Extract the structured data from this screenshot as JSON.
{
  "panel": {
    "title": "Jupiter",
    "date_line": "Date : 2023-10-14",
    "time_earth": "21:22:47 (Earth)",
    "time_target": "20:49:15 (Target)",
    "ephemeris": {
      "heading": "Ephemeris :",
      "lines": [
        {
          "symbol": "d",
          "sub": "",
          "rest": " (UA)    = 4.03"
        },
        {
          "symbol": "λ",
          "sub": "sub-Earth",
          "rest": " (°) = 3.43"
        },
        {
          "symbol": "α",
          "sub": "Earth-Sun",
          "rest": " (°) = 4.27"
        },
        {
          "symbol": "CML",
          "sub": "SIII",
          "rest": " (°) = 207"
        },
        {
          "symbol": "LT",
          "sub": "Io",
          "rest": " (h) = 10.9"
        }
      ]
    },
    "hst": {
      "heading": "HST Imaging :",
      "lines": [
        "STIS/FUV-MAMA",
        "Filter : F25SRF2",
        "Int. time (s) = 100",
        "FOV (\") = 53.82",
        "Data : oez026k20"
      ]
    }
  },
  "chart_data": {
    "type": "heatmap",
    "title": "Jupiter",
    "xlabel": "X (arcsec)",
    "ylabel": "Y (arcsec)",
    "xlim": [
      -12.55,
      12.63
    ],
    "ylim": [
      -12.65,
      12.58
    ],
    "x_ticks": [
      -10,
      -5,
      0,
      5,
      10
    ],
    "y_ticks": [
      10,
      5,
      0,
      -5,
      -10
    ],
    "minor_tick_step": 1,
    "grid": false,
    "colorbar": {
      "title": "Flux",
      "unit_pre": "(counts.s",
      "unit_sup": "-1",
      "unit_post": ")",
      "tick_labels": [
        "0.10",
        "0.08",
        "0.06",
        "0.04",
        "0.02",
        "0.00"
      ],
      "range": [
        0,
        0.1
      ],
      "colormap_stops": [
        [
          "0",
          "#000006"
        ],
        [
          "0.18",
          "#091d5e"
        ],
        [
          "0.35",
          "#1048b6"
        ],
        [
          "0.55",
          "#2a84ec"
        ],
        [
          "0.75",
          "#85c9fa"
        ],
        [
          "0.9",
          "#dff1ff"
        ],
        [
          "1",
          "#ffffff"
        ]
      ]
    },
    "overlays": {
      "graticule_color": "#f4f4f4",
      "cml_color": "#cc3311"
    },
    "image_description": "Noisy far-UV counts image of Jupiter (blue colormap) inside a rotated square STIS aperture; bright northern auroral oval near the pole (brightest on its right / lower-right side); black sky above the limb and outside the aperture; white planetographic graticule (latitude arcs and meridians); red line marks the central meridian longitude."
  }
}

----------

### What to work on
Show each line in the entries that holds the string "rest".

### Task solution
          "rest": " (UA)    = 4.03"
          "rest": " (°) = 3.43"
          "rest": " (°) = 4.27"
          "rest": " (°) = 207"
          "rest": " (h) = 10.9"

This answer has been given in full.